» **TASK DETAILS**
Using the listing below, select the lines with the word "coatings" and copy them.

» **DATA SHOWN**
########################################

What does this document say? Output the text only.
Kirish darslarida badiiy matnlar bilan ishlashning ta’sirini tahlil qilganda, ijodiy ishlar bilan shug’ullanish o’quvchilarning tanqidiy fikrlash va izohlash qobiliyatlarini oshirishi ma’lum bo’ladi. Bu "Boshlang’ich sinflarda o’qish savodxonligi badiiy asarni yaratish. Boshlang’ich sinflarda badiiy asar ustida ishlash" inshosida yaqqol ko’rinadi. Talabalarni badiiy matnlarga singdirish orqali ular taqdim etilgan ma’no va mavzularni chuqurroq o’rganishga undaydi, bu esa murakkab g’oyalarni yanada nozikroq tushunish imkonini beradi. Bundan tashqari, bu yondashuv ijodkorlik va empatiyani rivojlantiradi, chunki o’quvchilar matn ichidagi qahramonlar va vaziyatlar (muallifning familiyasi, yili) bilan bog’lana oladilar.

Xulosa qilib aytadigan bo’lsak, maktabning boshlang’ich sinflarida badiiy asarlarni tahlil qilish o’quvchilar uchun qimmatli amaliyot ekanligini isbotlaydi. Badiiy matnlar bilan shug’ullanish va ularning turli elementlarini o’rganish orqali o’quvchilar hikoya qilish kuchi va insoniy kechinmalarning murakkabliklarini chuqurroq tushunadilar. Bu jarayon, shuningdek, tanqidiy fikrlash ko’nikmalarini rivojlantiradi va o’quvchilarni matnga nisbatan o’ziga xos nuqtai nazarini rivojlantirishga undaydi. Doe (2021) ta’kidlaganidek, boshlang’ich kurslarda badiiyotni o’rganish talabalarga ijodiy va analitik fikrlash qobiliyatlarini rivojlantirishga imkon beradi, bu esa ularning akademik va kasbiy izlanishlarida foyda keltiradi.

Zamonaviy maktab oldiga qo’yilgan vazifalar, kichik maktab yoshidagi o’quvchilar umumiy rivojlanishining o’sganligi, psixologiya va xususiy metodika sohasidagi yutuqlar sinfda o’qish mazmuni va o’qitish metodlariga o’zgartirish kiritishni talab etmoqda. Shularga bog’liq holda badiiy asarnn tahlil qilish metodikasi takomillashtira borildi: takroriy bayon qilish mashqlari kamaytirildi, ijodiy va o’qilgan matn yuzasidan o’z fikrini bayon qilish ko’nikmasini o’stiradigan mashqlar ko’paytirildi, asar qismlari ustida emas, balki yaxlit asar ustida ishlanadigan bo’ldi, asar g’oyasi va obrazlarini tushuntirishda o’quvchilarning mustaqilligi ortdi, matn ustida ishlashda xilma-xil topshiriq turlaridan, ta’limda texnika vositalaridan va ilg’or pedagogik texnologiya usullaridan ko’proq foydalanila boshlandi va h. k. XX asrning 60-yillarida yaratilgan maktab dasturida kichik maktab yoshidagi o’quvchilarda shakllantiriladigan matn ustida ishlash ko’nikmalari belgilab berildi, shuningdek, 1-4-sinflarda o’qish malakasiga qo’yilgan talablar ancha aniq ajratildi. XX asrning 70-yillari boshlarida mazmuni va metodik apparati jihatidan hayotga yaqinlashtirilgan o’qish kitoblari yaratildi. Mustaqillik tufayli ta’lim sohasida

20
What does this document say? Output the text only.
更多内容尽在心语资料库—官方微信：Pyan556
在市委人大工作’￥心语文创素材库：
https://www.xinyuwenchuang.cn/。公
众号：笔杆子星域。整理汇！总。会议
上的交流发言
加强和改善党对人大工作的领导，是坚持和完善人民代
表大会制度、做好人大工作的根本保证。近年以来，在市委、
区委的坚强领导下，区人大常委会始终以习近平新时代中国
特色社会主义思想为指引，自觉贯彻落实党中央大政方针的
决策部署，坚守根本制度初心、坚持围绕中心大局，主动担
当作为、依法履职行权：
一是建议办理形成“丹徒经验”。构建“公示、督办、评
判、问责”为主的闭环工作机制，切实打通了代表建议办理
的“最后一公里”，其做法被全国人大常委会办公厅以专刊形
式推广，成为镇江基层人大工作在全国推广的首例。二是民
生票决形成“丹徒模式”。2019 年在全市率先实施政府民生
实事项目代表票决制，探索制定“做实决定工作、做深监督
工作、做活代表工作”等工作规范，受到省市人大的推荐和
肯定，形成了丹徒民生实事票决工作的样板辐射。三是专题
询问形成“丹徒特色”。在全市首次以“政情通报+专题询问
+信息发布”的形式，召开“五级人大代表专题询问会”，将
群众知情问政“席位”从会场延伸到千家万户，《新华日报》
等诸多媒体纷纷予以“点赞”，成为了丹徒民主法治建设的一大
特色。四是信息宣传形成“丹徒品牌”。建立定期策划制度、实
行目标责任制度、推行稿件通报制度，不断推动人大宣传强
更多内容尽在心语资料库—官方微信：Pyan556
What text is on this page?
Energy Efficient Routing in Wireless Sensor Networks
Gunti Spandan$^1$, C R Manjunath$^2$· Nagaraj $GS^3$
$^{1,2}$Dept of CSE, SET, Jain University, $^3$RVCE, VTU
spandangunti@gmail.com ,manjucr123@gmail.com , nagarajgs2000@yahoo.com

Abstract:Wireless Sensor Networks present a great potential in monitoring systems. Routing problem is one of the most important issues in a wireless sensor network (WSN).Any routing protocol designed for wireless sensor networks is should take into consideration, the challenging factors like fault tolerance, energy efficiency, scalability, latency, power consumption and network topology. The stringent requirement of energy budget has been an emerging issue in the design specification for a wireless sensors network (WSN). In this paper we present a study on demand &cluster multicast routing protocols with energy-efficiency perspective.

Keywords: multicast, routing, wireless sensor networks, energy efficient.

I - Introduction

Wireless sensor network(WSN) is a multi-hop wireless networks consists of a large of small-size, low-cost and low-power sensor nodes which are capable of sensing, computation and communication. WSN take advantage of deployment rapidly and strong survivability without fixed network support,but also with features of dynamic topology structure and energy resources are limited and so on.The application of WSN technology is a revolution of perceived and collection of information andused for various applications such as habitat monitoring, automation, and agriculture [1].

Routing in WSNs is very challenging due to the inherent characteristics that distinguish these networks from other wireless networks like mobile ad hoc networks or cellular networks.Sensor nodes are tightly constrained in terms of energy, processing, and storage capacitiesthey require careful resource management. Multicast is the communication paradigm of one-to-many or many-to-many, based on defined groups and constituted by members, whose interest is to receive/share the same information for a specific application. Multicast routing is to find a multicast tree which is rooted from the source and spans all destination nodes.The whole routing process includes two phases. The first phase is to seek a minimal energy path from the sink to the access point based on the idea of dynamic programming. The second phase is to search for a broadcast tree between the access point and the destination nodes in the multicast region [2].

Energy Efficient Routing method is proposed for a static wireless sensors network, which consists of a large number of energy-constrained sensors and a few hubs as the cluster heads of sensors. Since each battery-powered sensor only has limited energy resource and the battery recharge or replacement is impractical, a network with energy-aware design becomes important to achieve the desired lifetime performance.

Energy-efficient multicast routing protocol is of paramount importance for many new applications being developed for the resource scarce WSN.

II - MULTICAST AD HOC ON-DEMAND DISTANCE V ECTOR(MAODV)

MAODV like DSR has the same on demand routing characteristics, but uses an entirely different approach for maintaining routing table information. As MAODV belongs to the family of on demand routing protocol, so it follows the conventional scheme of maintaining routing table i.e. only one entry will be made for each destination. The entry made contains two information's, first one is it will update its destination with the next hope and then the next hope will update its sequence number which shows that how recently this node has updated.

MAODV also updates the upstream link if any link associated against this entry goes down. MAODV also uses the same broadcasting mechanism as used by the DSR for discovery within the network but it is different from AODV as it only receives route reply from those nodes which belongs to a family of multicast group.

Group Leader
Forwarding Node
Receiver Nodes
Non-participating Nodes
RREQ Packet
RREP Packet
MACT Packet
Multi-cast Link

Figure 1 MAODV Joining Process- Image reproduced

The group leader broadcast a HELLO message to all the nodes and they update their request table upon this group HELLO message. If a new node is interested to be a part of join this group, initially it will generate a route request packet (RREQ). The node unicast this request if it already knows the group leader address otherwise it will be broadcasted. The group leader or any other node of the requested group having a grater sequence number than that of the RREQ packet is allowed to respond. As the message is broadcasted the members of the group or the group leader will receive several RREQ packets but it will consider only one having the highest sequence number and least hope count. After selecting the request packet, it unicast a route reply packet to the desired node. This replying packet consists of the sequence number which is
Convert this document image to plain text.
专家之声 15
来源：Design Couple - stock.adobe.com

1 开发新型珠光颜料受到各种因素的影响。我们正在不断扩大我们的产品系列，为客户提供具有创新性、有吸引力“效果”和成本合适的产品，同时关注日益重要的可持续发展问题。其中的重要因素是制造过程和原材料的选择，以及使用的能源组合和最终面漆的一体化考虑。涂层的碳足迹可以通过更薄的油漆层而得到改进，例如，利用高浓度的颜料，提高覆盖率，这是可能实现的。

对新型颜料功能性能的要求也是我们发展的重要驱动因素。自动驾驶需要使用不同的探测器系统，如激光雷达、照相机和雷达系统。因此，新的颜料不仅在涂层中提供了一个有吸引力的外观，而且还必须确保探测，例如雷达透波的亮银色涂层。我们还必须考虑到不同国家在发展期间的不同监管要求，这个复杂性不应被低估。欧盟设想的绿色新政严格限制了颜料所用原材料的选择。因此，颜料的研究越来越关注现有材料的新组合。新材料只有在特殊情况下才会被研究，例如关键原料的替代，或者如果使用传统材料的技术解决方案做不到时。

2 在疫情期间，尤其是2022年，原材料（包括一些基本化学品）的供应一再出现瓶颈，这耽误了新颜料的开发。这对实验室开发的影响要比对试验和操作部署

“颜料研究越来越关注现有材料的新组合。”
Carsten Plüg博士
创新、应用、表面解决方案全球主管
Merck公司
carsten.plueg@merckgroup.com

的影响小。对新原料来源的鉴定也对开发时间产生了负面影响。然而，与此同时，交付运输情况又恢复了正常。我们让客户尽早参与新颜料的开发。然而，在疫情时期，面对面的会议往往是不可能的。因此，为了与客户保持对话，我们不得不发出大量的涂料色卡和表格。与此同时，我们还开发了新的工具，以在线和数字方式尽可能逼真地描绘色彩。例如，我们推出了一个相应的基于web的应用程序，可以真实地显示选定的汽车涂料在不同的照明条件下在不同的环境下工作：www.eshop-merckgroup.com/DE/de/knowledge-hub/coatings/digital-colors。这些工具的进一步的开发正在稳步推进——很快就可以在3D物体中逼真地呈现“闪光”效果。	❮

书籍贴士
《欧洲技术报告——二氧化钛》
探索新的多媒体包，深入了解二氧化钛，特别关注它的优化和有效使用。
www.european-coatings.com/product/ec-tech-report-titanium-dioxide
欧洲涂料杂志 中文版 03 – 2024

########################################

» **ANSWER**
的影响小。对新原料来源的鉴定也对开发时间产生了负面影响。然而，与此同时，交付运输情况又恢复了正常。我们让客户尽早参与新颜料的开发。然而，在疫情时期，面对面的会议往往是不可能的。因此，为了与客户保持对话，我们不得不发出大量的涂料色卡和表格。与此同时，我们还开发了新的工具，以在线和数字方式尽可能逼真地描绘色彩。例如，我们推出了一个相应的基于web的应用程序，可以真实地显示选定的汽车涂料在不同的照明条件下在不同的环境下工作：www.eshop-merckgroup.com/DE/de/knowledge-hub/coatings/digital-colors。这些工具的进一步的开发正在稳步推进——很快就可以在3D物体中逼真地呈现“闪光”效果。	❮
www.european-coatings.com/product/ec-tech-report-titanium-dioxide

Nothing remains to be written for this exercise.